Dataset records
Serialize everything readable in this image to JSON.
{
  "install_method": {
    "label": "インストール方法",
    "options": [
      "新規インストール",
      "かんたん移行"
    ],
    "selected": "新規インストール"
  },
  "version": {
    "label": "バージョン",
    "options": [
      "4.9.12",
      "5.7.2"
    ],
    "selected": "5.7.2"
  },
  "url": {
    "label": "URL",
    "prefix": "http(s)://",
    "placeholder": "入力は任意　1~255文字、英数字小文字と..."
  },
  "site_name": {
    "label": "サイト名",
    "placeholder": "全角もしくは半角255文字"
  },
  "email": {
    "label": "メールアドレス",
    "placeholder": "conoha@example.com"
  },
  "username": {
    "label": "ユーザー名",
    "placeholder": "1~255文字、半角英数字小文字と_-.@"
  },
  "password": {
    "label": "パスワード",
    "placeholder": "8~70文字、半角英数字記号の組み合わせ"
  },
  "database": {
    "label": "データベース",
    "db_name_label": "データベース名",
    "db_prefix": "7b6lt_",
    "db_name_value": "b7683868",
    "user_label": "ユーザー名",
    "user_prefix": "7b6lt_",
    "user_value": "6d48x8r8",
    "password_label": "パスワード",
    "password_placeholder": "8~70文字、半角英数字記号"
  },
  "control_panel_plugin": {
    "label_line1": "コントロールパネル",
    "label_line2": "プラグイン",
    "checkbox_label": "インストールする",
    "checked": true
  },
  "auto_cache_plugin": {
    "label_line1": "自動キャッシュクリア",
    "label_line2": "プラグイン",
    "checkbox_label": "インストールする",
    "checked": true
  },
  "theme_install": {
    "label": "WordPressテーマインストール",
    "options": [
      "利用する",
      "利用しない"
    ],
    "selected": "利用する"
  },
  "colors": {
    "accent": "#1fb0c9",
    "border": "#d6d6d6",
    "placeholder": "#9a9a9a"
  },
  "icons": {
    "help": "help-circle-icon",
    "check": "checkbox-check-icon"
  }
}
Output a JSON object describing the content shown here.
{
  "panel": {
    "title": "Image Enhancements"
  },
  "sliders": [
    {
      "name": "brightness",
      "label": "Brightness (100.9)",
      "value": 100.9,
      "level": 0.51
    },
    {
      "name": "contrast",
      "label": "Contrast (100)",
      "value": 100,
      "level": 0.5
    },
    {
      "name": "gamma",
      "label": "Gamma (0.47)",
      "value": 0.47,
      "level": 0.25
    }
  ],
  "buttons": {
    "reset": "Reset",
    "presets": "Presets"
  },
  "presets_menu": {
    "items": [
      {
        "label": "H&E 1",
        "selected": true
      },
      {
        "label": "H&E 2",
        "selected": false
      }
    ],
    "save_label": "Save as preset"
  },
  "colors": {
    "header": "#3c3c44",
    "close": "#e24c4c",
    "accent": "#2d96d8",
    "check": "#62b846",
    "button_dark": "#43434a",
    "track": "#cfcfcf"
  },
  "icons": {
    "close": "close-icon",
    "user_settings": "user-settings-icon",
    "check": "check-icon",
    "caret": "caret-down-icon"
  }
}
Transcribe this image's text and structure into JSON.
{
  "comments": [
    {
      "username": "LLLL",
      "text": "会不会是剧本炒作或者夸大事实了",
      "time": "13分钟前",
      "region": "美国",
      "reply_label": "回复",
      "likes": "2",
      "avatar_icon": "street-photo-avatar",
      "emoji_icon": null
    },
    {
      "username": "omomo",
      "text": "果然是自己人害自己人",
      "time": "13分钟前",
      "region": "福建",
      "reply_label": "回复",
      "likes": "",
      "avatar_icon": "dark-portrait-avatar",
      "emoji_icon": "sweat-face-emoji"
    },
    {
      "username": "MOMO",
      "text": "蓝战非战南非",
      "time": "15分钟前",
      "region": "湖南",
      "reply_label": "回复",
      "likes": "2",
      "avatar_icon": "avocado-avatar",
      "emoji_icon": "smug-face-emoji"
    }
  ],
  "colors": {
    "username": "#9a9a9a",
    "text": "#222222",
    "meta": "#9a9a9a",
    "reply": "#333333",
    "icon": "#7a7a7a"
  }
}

AIM OF THE EXERCISE: Give every line of the material again, exactly as it reads.

ANSWER TO THE EXERCISE:
Serialize everything readable in this image to JSON.
{
  "install_method": {
    "label": "インストール方法",
    "options": [
      "新規インストール",
      "かんたん移行"
    ],
    "selected": "新規インストール"
  },
  "version": {
    "label": "バージョン",
    "options": [
      "4.9.12",
      "5.7.2"
    ],
    "selected": "5.7.2"
  },
  "url": {
    "label": "URL",
    "prefix": "http(s)://",
    "placeholder": "入力は任意　1~255文字、英数字小文字と..."
  },
  "site_name": {
    "label": "サイト名",
    "placeholder": "全角もしくは半角255文字"
  },
  "email": {
    "label": "メールアドレス",
    "placeholder": "conoha@example.com"
  },
  "username": {
    "label": "ユーザー名",
    "placeholder": "1~255文字、半角英数字小文字と_-.@"
  },
  "password": {
    "label": "パスワード",
    "placeholder": "8~70文字、半角英数字記号の組み合わせ"
  },
  "database": {
    "label": "データベース",
    "db_name_label": "データベース名",
    "db_prefix": "7b6lt_",
    "db_name_value": "b7683868",
    "user_label": "ユーザー名",
    "user_prefix": "7b6lt_",
    "user_value": "6d48x8r8",
    "password_label": "パスワード",
    "password_placeholder": "8~70文字、半角英数字記号"
  },
  "control_panel_plugin": {
    "label_line1": "コントロールパネル",
    "label_line2": "プラグイン",
    "checkbox_label": "インストールする",
    "checked": true
  },
  "auto_cache_plugin": {
    "label_line1": "自動キャッシュクリア",
    "label_line2": "プラグイン",
    "checkbox_label": "インストールする",
    "checked": true
  },
  "theme_install": {
    "label": "WordPressテーマインストール",
    "options": [
      "利用する",
      "利用しない"
    ],
    "selected": "利用する"
  },
  "colors": {
    "accent": "#1fb0c9",
    "border": "#d6d6d6",
    "placeholder": "#9a9a9a"
  },
  "icons": {
    "help": "help-circle-icon",
    "check": "checkbox-check-icon"
  }
}
Output a JSON object describing the content shown here.
{
  "panel": {
    "title": "Image Enhancements"
  },
  "sliders": [
    {
      "name": "brightness",
      "label": "Brightness (100.9)",
      "value": 100.9,
      "level": 0.51
    },
    {
      "name": "contrast",
      "label": "Contrast (100)",
      "value": 100,
      "level": 0.5
    },
    {
      "name": "gamma",
      "label": "Gamma (0.47)",
      "value": 0.47,
      "level": 0.25
    }
  ],
  "buttons": {
    "reset": "Reset",
    "presets": "Presets"
  },
  "presets_menu": {
    "items": [
      {
        "label": "H&E 1",
        "selected": true
      },
      {
        "label": "H&E 2",
        "selected": false
      }
    ],
    "save_label": "Save as preset"
  },
  "colors": {
    "header": "#3c3c44",
    "close": "#e24c4c",
    "accent": "#2d96d8",
    "check": "#62b846",
    "button_dark": "#43434a",
    "track": "#cfcfcf"
  },
  "icons": {
    "close": "close-icon",
    "user_settings": "user-settings-icon",
    "check": "check-icon",
    "caret": "caret-down-icon"
  }
}
Transcribe this image's text and structure into JSON.
{
  "comments": [
    {
      "username": "LLLL",
      "text": "会不会是剧本炒作或者夸大事实了",
      "time": "13分钟前",
      "region": "美国",
      "reply_label": "回复",
      "likes": "2",
      "avatar_icon": "street-photo-avatar",
      "emoji_icon": null
    },
    {
      "username": "omomo",
      "text": "果然是自己人害自己人",
      "time": "13分钟前",
      "region": "福建",
      "reply_label": "回复",
      "likes": "",
      "avatar_icon": "dark-portrait-avatar",
      "emoji_icon": "sweat-face-emoji"
    },
    {
      "username": "MOMO",
      "text": "蓝战非战南非",
      "time": "15分钟前",
      "region": "湖南",
      "reply_label": "回复",
      "likes": "2",
      "avatar_icon": "avocado-avatar",
      "emoji_icon": "smug-face-emoji"
    }
  ],
  "colors": {
    "username": "#9a9a9a",
    "text": "#222222",
    "meta": "#9a9a9a",
    "reply": "#333333",
    "icon": "#7a7a7a"
  }
}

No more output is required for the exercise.